• Problem requirements
Write out the material exactly, leaving every picture behind.

• Data for this exercise
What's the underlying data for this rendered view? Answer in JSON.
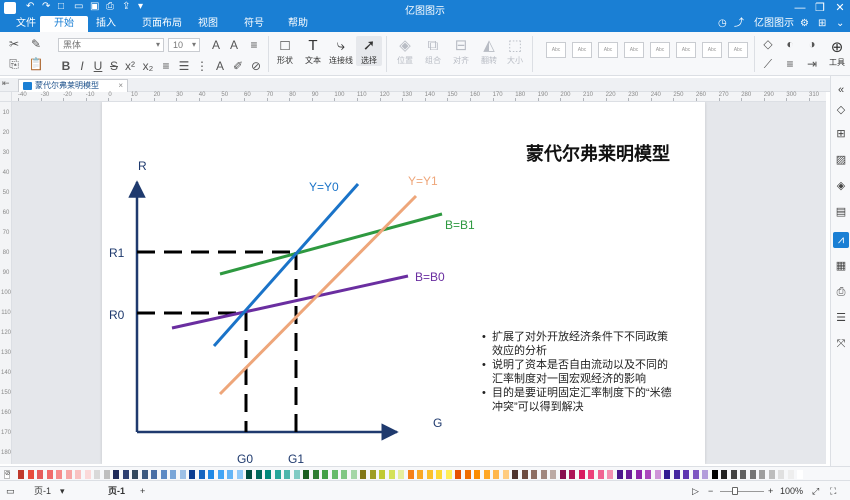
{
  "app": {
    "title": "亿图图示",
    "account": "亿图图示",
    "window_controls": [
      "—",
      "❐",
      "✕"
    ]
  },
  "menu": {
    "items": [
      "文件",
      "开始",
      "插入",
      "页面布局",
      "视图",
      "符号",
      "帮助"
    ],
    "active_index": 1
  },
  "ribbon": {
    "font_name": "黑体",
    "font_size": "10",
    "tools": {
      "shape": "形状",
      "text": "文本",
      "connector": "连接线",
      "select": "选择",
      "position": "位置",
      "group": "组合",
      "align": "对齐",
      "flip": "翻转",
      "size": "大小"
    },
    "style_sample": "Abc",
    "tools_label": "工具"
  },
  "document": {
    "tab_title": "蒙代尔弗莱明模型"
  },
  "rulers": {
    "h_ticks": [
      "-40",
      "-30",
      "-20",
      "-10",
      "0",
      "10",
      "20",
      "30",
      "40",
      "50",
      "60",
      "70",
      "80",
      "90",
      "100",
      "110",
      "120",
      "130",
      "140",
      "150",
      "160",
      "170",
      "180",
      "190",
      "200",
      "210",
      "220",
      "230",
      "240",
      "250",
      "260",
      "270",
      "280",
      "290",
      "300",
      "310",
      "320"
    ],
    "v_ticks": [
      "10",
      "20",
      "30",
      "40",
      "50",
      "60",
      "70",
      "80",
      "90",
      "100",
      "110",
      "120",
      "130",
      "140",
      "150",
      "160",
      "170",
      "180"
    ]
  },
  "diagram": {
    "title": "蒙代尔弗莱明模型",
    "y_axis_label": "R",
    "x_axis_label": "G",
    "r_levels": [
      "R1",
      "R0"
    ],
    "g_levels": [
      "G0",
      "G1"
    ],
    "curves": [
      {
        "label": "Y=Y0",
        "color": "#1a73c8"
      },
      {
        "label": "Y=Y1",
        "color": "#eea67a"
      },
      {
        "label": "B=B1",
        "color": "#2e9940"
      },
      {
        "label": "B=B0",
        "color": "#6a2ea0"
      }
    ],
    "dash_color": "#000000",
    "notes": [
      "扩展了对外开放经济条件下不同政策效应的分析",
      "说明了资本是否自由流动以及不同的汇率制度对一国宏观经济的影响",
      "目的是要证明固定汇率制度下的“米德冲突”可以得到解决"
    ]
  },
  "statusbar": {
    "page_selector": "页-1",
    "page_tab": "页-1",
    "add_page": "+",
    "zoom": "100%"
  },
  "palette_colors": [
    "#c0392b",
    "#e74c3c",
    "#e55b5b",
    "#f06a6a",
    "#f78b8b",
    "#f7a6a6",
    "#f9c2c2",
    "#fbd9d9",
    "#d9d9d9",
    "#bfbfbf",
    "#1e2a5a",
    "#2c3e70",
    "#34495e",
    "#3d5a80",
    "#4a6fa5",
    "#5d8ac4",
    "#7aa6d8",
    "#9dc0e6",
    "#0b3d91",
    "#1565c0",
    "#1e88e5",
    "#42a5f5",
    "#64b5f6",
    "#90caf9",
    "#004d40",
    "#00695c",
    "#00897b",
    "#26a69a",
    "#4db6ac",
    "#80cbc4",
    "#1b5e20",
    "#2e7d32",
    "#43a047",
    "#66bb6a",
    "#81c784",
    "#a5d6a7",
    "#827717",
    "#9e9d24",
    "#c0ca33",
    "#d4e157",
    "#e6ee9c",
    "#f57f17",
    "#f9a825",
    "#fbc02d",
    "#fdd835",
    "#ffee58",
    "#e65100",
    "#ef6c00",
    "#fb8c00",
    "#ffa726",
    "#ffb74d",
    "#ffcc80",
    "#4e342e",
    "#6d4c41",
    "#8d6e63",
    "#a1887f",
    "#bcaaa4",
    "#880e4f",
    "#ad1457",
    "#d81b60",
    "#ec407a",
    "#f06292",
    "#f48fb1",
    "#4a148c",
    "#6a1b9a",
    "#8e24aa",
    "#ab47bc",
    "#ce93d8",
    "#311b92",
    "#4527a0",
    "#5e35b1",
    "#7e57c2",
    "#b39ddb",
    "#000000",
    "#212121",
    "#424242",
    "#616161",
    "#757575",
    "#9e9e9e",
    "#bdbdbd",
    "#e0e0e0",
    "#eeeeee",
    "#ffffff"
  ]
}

• Exercise answer
What's the underlying data for this rendered view? Answer in JSON.
{
  "app": {
    "title": "亿图图示",
    "account": "亿图图示",
    "window_controls": [
      "—",
      "❐",
      "✕"
    ]
  },
  "menu": {
    "items": [
      "文件",
      "开始",
      "插入",
      "页面布局",
      "视图",
      "符号",
      "帮助"
    ],
    "active_index": 1
  },
  "ribbon": {
    "font_name": "黑体",
    "font_size": "10",
    "tools": {
      "shape": "形状",
      "text": "文本",
      "connector": "连接线",
      "select": "选择",
      "position": "位置",
      "group": "组合",
      "align": "对齐",
      "flip": "翻转",
      "size": "大小"
    },
    "style_sample": "Abc",
    "tools_label": "工具"
  },
  "document": {
    "tab_title": "蒙代尔弗莱明模型"
  },
  "rulers": {
    "h_ticks": [
      "-40",
      "-30",
      "-20",
      "-10",
      "0",
      "10",
      "20",
      "30",
      "40",
      "50",
      "60",
      "70",
      "80",
      "90",
      "100",
      "110",
      "120",
      "130",
      "140",
      "150",
      "160",
      "170",
      "180",
      "190",
      "200",
      "210",
      "220",
      "230",
      "240",
      "250",
      "260",
      "270",
      "280",
      "290",
      "300",
      "310",
      "320"
    ],
    "v_ticks": [
      "10",
      "20",
      "30",
      "40",
      "50",
      "60",
      "70",
      "80",
      "90",
      "100",
      "110",
      "120",
      "130",
      "140",
      "150",
      "160",
      "170",
      "180"
    ]
  },
  "diagram": {
    "title": "蒙代尔弗莱明模型",
    "y_axis_label": "R",
    "x_axis_label": "G",
    "r_levels": [
      "R1",
      "R0"
    ],
    "g_levels": [
      "G0",
      "G1"
    ],
    "curves": [
      {
        "label": "Y=Y0",
        "color": "#1a73c8"
      },
      {
        "label": "Y=Y1",
        "color": "#eea67a"
      },
      {
        "label": "B=B1",
        "color": "#2e9940"
      },
      {
        "label": "B=B0",
        "color": "#6a2ea0"
      }
    ],
    "dash_color": "#000000",
    "notes": [
      "扩展了对外开放经济条件下不同政策效应的分析",
      "说明了资本是否自由流动以及不同的汇率制度对一国宏观经济的影响",
      "目的是要证明固定汇率制度下的“米德冲突”可以得到解决"
    ]
  },
  "statusbar": {
    "page_selector": "页-1",
    "page_tab": "页-1",
    "add_page": "+",
    "zoom": "100%"
  },
  "palette_colors": [
    "#c0392b",
    "#e74c3c",
    "#e55b5b",
    "#f06a6a",
    "#f78b8b",
    "#f7a6a6",
    "#f9c2c2",
    "#fbd9d9",
    "#d9d9d9",
    "#bfbfbf",
    "#1e2a5a",
    "#2c3e70",
    "#34495e",
    "#3d5a80",
    "#4a6fa5",
    "#5d8ac4",
    "#7aa6d8",
    "#9dc0e6",
    "#0b3d91",
    "#1565c0",
    "#1e88e5",
    "#42a5f5",
    "#64b5f6",
    "#90caf9",
    "#004d40",
    "#00695c",
    "#00897b",
    "#26a69a",
    "#4db6ac",
    "#80cbc4",
    "#1b5e20",
    "#2e7d32",
    "#43a047",
    "#66bb6a",
    "#81c784",
    "#a5d6a7",
    "#827717",
    "#9e9d24",
    "#c0ca33",
    "#d4e157",
    "#e6ee9c",
    "#f57f17",
    "#f9a825",
    "#fbc02d",
    "#fdd835",
    "#ffee58",
    "#e65100",
    "#ef6c00",
    "#fb8c00",
    "#ffa726",
    "#ffb74d",
    "#ffcc80",
    "#4e342e",
    "#6d4c41",
    "#8d6e63",
    "#a1887f",
    "#bcaaa4",
    "#880e4f",
    "#ad1457",
    "#d81b60",
    "#ec407a",
    "#f06292",
    "#f48fb1",
    "#4a148c",
    "#6a1b9a",
    "#8e24aa",
    "#ab47bc",
    "#ce93d8",
    "#311b92",
    "#4527a0",
    "#5e35b1",
    "#7e57c2",
    "#b39ddb",
    "#000000",
    "#212121",
    "#424242",
    "#616161",
    "#757575",
    "#9e9e9e",
    "#bdbdbd",
    "#e0e0e0",
    "#eeeeee",
    "#ffffff"
  ]
}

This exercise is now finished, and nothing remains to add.